_Source records_.
[start]

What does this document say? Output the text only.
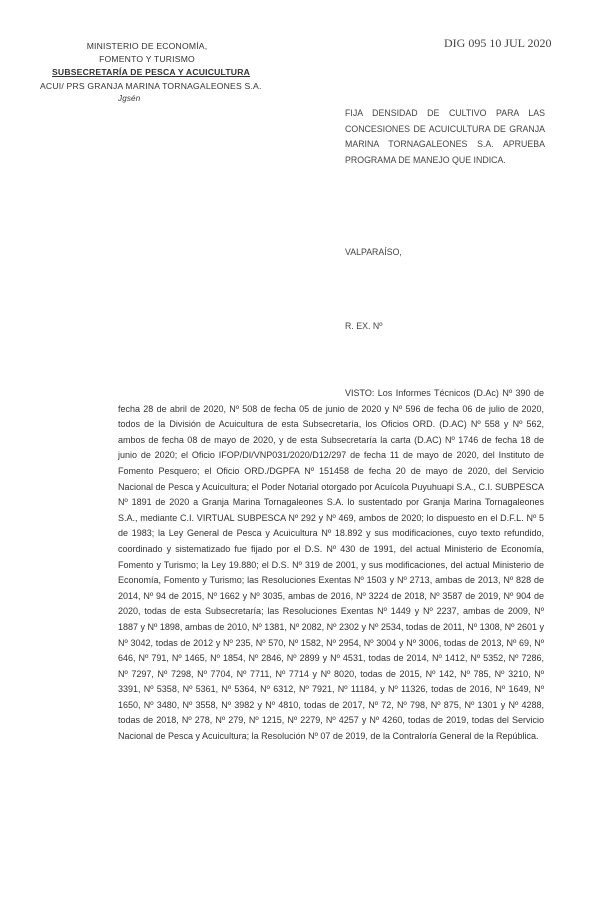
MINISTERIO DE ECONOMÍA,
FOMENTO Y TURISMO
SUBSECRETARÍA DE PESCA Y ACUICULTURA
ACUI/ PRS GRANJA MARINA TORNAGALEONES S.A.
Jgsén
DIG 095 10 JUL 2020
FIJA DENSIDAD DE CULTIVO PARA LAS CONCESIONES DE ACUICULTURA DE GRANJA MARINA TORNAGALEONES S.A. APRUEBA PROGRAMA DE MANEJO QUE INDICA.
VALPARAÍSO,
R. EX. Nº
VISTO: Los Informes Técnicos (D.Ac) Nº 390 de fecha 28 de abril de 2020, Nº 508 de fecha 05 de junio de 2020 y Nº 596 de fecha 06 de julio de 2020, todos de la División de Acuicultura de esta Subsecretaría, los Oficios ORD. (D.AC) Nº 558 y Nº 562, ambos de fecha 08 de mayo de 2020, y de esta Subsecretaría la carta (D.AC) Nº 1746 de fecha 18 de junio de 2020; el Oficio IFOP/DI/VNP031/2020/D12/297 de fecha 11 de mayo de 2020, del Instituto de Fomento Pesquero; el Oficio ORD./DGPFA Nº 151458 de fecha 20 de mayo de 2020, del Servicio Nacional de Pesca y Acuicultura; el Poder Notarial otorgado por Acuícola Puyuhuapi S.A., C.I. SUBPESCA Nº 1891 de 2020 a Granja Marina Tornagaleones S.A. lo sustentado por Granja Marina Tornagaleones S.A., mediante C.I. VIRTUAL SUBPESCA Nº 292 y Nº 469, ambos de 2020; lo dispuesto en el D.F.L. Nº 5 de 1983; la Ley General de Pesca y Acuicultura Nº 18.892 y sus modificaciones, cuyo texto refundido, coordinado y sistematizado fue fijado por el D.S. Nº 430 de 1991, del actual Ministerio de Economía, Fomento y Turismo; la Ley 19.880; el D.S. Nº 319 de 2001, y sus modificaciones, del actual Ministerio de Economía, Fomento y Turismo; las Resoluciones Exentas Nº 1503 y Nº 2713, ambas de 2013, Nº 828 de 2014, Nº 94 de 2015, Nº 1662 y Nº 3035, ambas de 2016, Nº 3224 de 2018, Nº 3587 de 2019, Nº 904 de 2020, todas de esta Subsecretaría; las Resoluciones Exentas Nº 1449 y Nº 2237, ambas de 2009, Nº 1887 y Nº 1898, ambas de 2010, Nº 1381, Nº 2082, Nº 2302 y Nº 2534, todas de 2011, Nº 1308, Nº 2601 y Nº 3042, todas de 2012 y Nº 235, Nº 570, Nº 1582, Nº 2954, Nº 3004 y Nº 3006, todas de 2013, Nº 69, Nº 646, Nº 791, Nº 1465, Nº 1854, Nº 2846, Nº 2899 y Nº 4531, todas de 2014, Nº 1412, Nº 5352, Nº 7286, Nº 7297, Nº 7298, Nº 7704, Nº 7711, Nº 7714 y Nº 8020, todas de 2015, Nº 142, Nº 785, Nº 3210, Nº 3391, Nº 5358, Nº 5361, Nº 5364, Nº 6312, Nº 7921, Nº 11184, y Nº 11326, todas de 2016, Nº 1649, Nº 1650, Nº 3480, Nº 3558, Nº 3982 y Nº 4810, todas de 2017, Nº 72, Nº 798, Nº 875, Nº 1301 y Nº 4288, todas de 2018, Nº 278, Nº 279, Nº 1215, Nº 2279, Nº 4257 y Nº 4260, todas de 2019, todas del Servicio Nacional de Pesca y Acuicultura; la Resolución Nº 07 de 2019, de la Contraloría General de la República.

[end]
[start]

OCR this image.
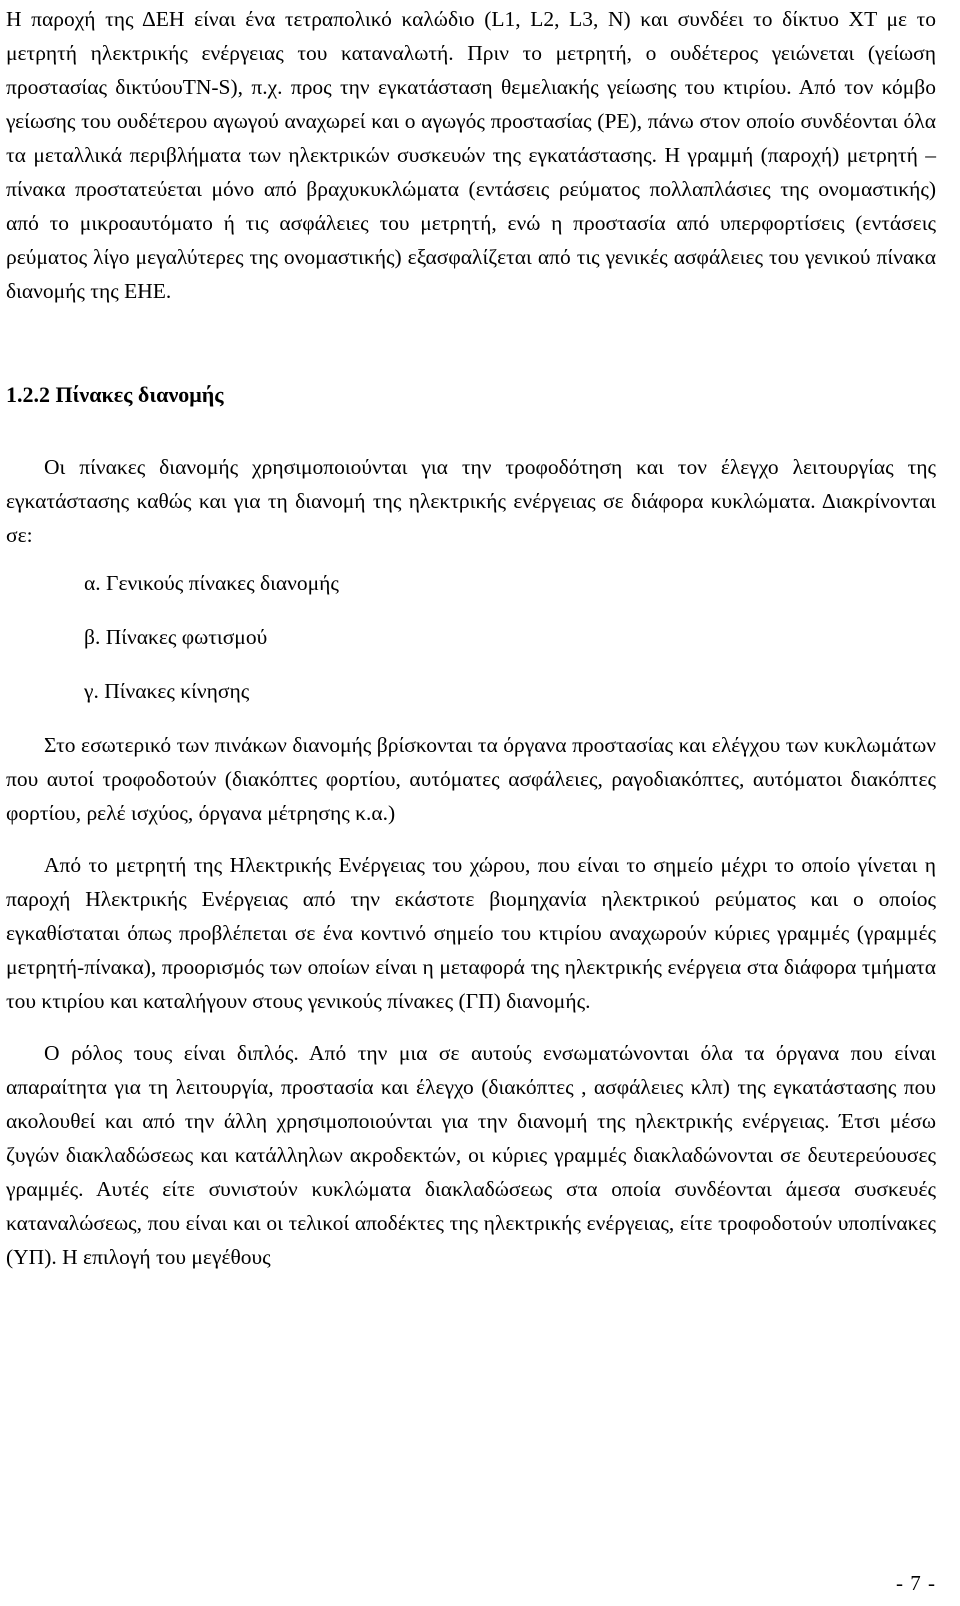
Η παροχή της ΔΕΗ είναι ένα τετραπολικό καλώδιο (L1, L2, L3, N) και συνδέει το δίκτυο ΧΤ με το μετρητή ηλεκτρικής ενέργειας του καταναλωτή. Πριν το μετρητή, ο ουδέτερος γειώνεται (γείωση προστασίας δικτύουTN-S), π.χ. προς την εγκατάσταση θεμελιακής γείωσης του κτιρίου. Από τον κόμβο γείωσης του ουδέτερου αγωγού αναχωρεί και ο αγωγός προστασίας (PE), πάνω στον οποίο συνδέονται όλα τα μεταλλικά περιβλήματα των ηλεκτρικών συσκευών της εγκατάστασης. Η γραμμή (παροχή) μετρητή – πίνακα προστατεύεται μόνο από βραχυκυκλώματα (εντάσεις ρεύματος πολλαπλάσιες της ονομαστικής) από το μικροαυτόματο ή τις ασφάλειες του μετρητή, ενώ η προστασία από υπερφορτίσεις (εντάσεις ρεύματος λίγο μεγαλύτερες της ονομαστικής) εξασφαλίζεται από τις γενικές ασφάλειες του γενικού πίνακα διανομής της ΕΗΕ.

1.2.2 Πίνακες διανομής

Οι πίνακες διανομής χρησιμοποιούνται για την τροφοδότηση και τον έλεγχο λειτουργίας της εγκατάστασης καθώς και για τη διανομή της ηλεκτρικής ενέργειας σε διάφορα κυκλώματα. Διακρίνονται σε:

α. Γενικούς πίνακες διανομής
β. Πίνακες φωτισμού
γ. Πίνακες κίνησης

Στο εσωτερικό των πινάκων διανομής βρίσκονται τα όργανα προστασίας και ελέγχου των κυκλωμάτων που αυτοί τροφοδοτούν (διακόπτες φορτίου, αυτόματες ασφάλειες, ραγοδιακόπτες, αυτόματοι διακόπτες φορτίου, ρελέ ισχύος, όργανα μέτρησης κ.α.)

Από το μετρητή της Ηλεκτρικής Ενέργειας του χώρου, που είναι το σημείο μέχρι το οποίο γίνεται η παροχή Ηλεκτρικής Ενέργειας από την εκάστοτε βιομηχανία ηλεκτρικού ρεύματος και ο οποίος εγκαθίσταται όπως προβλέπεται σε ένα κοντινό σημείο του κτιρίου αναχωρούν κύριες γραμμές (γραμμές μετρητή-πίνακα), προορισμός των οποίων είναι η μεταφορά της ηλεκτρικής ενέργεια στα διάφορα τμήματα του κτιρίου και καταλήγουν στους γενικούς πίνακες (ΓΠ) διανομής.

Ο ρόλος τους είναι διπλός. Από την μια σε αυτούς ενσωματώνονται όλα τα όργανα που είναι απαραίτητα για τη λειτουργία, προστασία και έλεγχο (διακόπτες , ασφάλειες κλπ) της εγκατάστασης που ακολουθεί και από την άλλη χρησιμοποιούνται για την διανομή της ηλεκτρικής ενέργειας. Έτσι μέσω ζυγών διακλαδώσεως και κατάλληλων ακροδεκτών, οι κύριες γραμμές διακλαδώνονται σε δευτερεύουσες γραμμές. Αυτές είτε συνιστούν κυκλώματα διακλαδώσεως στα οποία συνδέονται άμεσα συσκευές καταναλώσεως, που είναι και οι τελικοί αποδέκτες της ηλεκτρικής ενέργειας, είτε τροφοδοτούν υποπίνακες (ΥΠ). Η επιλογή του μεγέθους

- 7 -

[end]
[start]

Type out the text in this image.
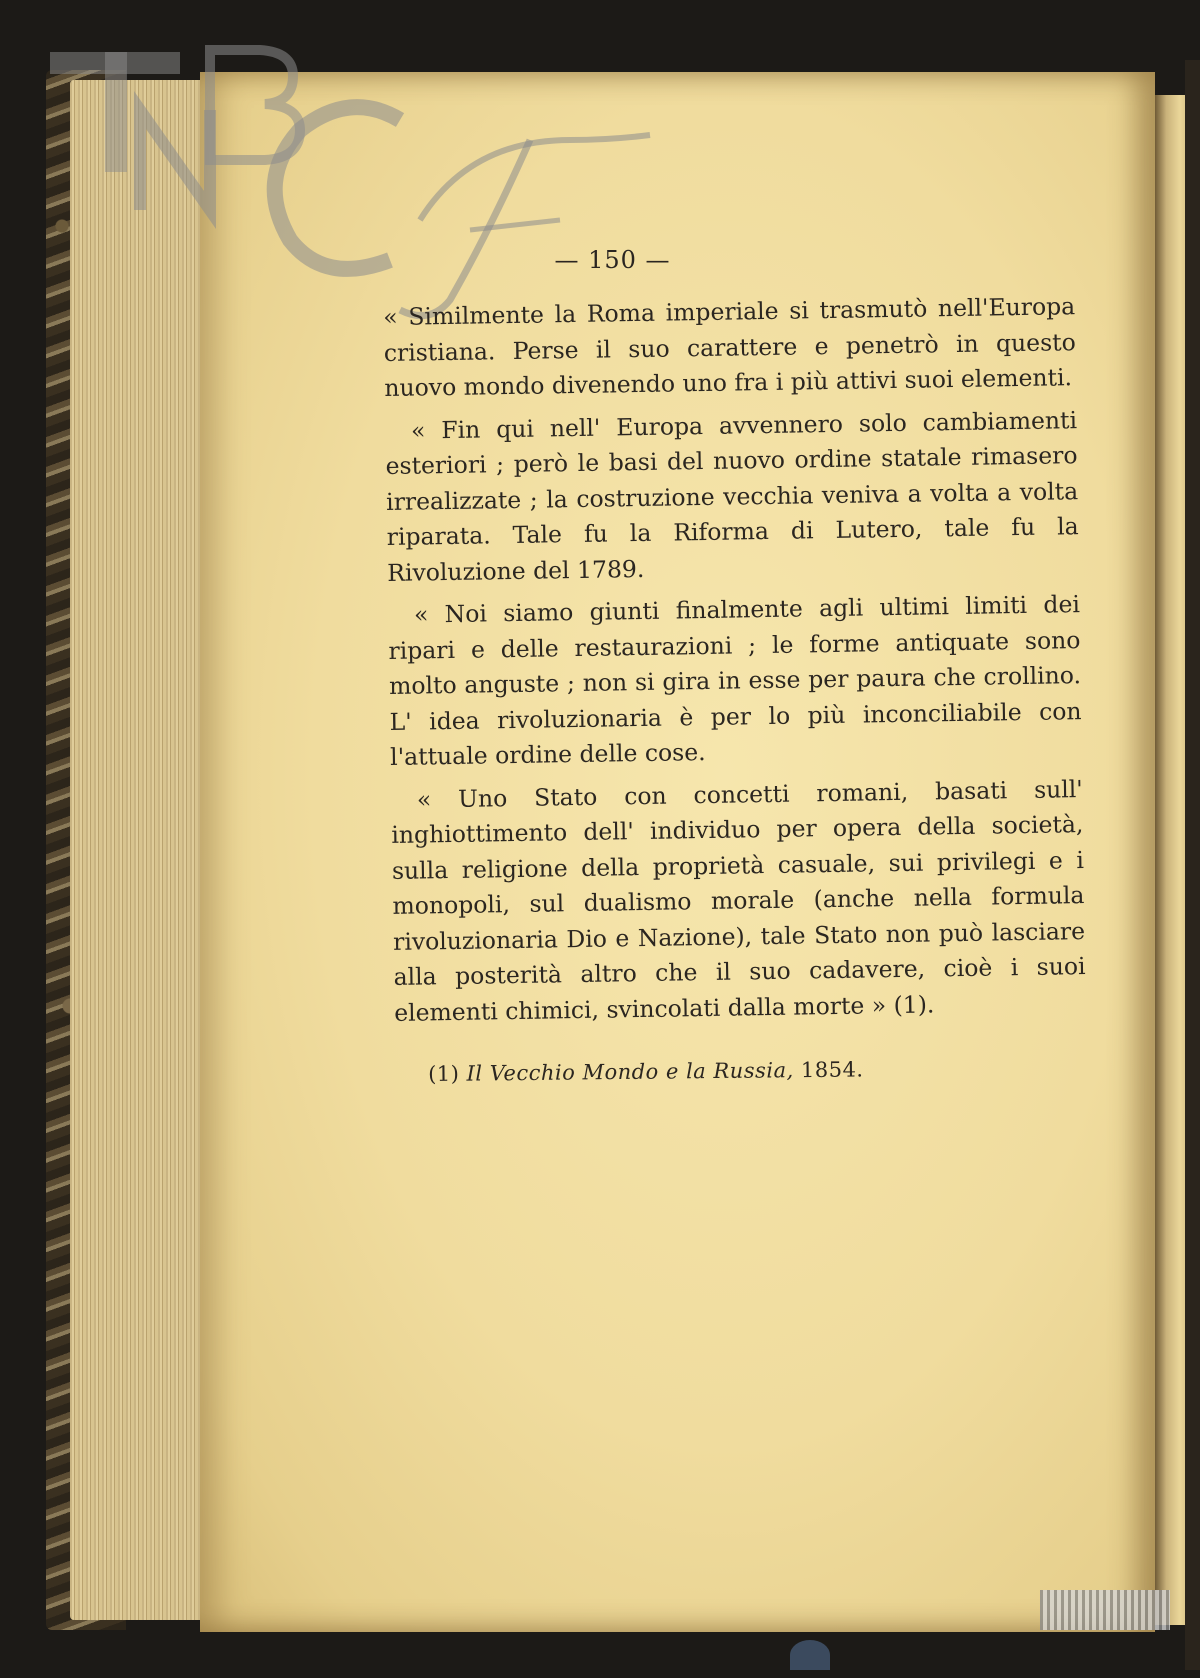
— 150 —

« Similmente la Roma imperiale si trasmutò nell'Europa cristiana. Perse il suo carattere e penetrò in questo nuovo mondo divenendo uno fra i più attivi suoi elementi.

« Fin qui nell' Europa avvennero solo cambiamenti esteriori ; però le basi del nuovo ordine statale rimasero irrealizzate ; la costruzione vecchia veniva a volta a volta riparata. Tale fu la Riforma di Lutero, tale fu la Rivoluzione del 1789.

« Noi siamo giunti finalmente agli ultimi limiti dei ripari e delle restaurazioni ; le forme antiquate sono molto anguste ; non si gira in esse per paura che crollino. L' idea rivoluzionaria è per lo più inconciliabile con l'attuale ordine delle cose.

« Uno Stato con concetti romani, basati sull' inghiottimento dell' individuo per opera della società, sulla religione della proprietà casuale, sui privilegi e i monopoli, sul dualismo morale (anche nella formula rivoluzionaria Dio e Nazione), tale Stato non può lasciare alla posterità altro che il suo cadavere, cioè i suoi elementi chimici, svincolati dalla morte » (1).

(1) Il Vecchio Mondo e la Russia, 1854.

[end]

_Task goal_. Copy every line from the records above that contains the word "διακόπτες".

_Response to the task_.
Στο εσωτερικό των πινάκων διανομής βρίσκονται τα όργανα προστασίας και ελέγχου των κυκλωμάτων που αυτοί τροφοδοτούν (διακόπτες φορτίου, αυτόματες ασφάλειες, ραγοδιακόπτες, αυτόματοι διακόπτες φορτίου, ρελέ ισχύος, όργανα μέτρησης κ.α.)
Ο ρόλος τους είναι διπλός. Από την μια σε αυτούς ενσωματώνονται όλα τα όργανα που είναι απαραίτητα για τη λειτουργία, προστασία και έλεγχο (διακόπτες , ασφάλειες κλπ) της εγκατάστασης που ακολουθεί και από την άλλη χρησιμοποιούνται για την διανομή της ηλεκτρικής ενέργειας. Έτσι μέσω ζυγών διακλαδώσεως και κατάλληλων ακροδεκτών, οι κύριες γραμμές διακλαδώνονται σε δευτερεύουσες γραμμές. Αυτές είτε συνιστούν κυκλώματα διακλαδώσεως στα οποία συνδέονται άμεσα συσκευές καταναλώσεως, που είναι και οι τελικοί αποδέκτες της ηλεκτρικής ενέργειας, είτε τροφοδοτούν υποπίνακες (ΥΠ). Η επιλογή του μεγέθους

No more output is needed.